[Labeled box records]
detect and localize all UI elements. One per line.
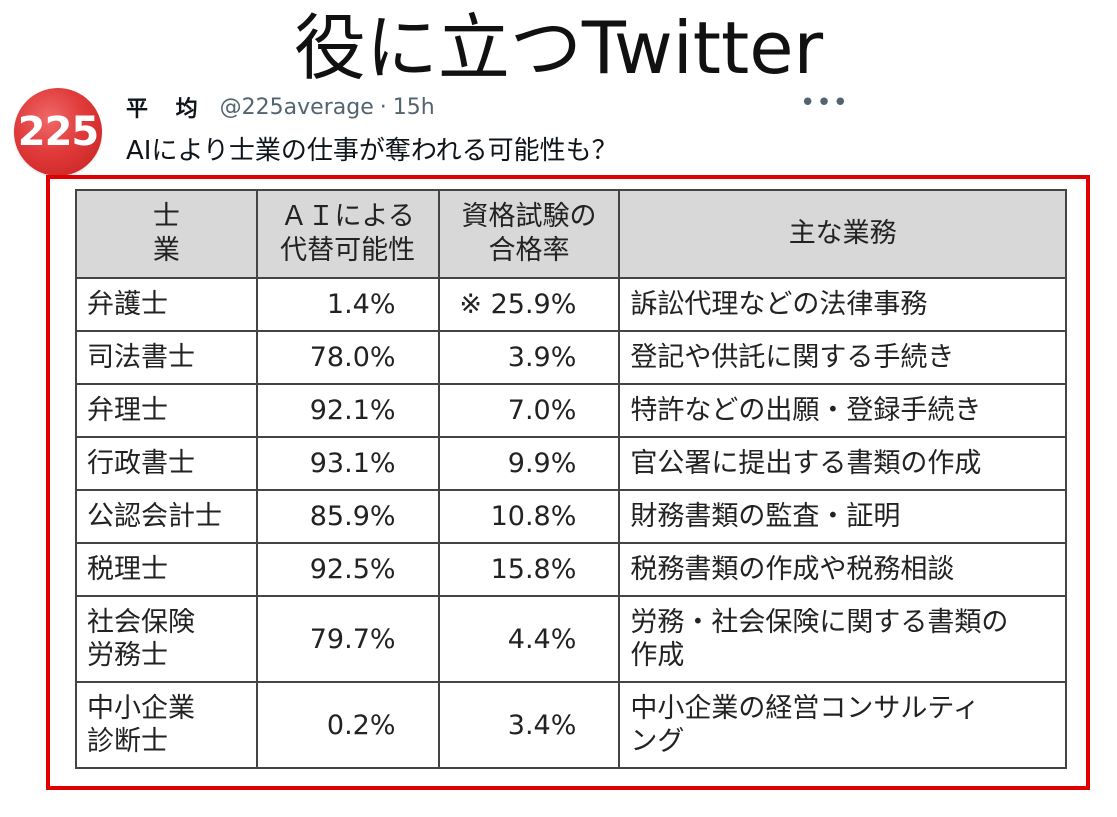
cell-occupation: 司法書士 xyxy=(75,330,258,385)
cell-duties: 特許などの出願・登録手続き xyxy=(618,383,1067,438)
tweet-header: 平 均 @225average · 15h xyxy=(126,92,435,123)
cell-duties: 財務書類の監査・証明 xyxy=(618,489,1067,544)
cell-ai-rate: 0.2% xyxy=(255,681,440,769)
tweet-timestamp[interactable]: 15h xyxy=(392,94,435,120)
table-row: 行政書士 93.1% 9.9% 官公署に提出する書類の作成 xyxy=(75,436,1067,491)
cell-ai-rate: 92.1% xyxy=(255,383,440,438)
table-row: 弁理士 92.1% 7.0% 特許などの出願・登録手続き xyxy=(75,383,1067,438)
more-options-icon[interactable]: ••• xyxy=(800,88,850,118)
avatar[interactable]: 225 xyxy=(14,88,102,176)
cell-ai-rate: 93.1% xyxy=(255,436,440,491)
cell-duties: 官公署に提出する書類の作成 xyxy=(618,436,1067,491)
cell-duties: 中小企業の経営コンサルティ ング xyxy=(618,681,1067,769)
table-row: 税理士 92.5% 15.8% 税務書類の作成や税務相談 xyxy=(75,542,1067,597)
cell-occupation: 弁護士 xyxy=(75,277,258,332)
cell-duties: 労務・社会保険に関する書類の 作成 xyxy=(618,595,1067,683)
table-row: 弁護士 1.4% ※ 25.9% 訴訟代理などの法律事務 xyxy=(75,277,1067,332)
cell-pass-rate: ※ 25.9% xyxy=(437,277,621,332)
cell-pass-rate: 3.9% xyxy=(437,330,621,385)
column-header-ai-substitution: ＡＩによる 代替可能性 xyxy=(255,189,440,279)
tweet-text: AIにより士業の仕事が奪われる可能性も？ xyxy=(126,136,618,166)
cell-ai-rate: 79.7% xyxy=(255,595,440,683)
cell-pass-rate: 10.8% xyxy=(437,489,621,544)
cell-ai-rate: 85.9% xyxy=(255,489,440,544)
cell-occupation: 公認会計士 xyxy=(75,489,258,544)
separator-dot: · xyxy=(379,94,387,120)
cell-ai-rate: 78.0% xyxy=(255,330,440,385)
cell-occupation: 税理士 xyxy=(75,542,258,597)
tweet-image-table[interactable]: 士 業 ＡＩによる 代替可能性 資格試験の 合格率 主な業務 弁護士 1.4% … xyxy=(75,189,1067,769)
column-header-occupation: 士 業 xyxy=(75,189,258,279)
cell-occupation: 社会保険 労務士 xyxy=(75,595,258,683)
cell-duties: 税務書類の作成や税務相談 xyxy=(618,542,1067,597)
cell-pass-rate: 3.4% xyxy=(437,681,621,769)
cell-duties: 登記や供託に関する手続き xyxy=(618,330,1067,385)
cell-occupation: 弁理士 xyxy=(75,383,258,438)
cell-duties: 訴訟代理などの法律事務 xyxy=(618,277,1067,332)
cell-pass-rate: 4.4% xyxy=(437,595,621,683)
cell-occupation: 中小企業 診断士 xyxy=(75,681,258,769)
cell-occupation: 行政書士 xyxy=(75,436,258,491)
column-header-pass-rate: 資格試験の 合格率 xyxy=(437,189,621,279)
table-row: 中小企業 診断士 0.2% 3.4% 中小企業の経営コンサルティ ング xyxy=(75,681,1067,769)
table-header-row: 士 業 ＡＩによる 代替可能性 資格試験の 合格率 主な業務 xyxy=(75,189,1067,279)
table-row: 司法書士 78.0% 3.9% 登記や供託に関する手続き xyxy=(75,330,1067,385)
cell-ai-rate: 1.4% xyxy=(255,277,440,332)
table-row: 社会保険 労務士 79.7% 4.4% 労務・社会保険に関する書類の 作成 xyxy=(75,595,1067,683)
page-title: 役に立つTwitter xyxy=(293,6,824,90)
display-name[interactable]: 平 均 xyxy=(126,97,208,122)
column-header-main-duties: 主な業務 xyxy=(618,189,1067,279)
cell-pass-rate: 15.8% xyxy=(437,542,621,597)
cell-pass-rate: 9.9% xyxy=(437,436,621,491)
table-row: 公認会計士 85.9% 10.8% 財務書類の監査・証明 xyxy=(75,489,1067,544)
cell-pass-rate: 7.0% xyxy=(437,383,621,438)
cell-ai-rate: 92.5% xyxy=(255,542,440,597)
user-handle[interactable]: @225average xyxy=(219,94,374,120)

▶ DIRECTION
Please retype the lines in the records above, beginning at the line that contains "cell-occupation: 司法書士 xyxy=(75,330,258,385)" and stopping after the line that contains "tweet-image-table[interactable]: 士 業", including both.

▶ RESPONSE TO THIS EXERCISE
cell-occupation: 司法書士 xyxy=(75,330,258,385)
cell-duties: 特許などの出願・登録手続き xyxy=(618,383,1067,438)
tweet-header: 平 均 @225average · 15h xyxy=(126,92,435,123)
cell-duties: 財務書類の監査・証明 xyxy=(618,489,1067,544)
cell-ai-rate: 0.2% xyxy=(255,681,440,769)
tweet-timestamp[interactable]: 15h xyxy=(392,94,435,120)
table-row: 行政書士 93.1% 9.9% 官公署に提出する書類の作成 xyxy=(75,436,1067,491)
cell-ai-rate: 92.1% xyxy=(255,383,440,438)
table-row: 弁理士 92.1% 7.0% 特許などの出願・登録手続き xyxy=(75,383,1067,438)
more-options-icon[interactable]: ••• xyxy=(800,88,850,118)
avatar[interactable]: 225 xyxy=(14,88,102,176)
cell-ai-rate: 93.1% xyxy=(255,436,440,491)
cell-duties: 官公署に提出する書類の作成 xyxy=(618,436,1067,491)
cell-duties: 中小企業の経営コンサルティ ング xyxy=(618,681,1067,769)
table-row: 税理士 92.5% 15.8% 税務書類の作成や税務相談 xyxy=(75,542,1067,597)
cell-occupation: 弁護士 xyxy=(75,277,258,332)
cell-duties: 労務・社会保険に関する書類の 作成 xyxy=(618,595,1067,683)
table-row: 弁護士 1.4% ※ 25.9% 訴訟代理などの法律事務 xyxy=(75,277,1067,332)
cell-pass-rate: ※ 25.9% xyxy=(437,277,621,332)
cell-pass-rate: 3.9% xyxy=(437,330,621,385)
column-header-ai-substitution: ＡＩによる 代替可能性 xyxy=(255,189,440,279)
tweet-text: AIにより士業の仕事が奪われる可能性も？ xyxy=(126,136,618,166)
cell-ai-rate: 79.7% xyxy=(255,595,440,683)
cell-pass-rate: 10.8% xyxy=(437,489,621,544)
cell-ai-rate: 85.9% xyxy=(255,489,440,544)
cell-occupation: 公認会計士 xyxy=(75,489,258,544)
separator-dot: · xyxy=(379,94,387,120)
cell-ai-rate: 78.0% xyxy=(255,330,440,385)
cell-occupation: 税理士 xyxy=(75,542,258,597)
tweet-image-table[interactable]: 士 業 ＡＩによる 代替可能性 資格試験の 合格率 主な業務 弁護士 1.4% … xyxy=(75,189,1067,769)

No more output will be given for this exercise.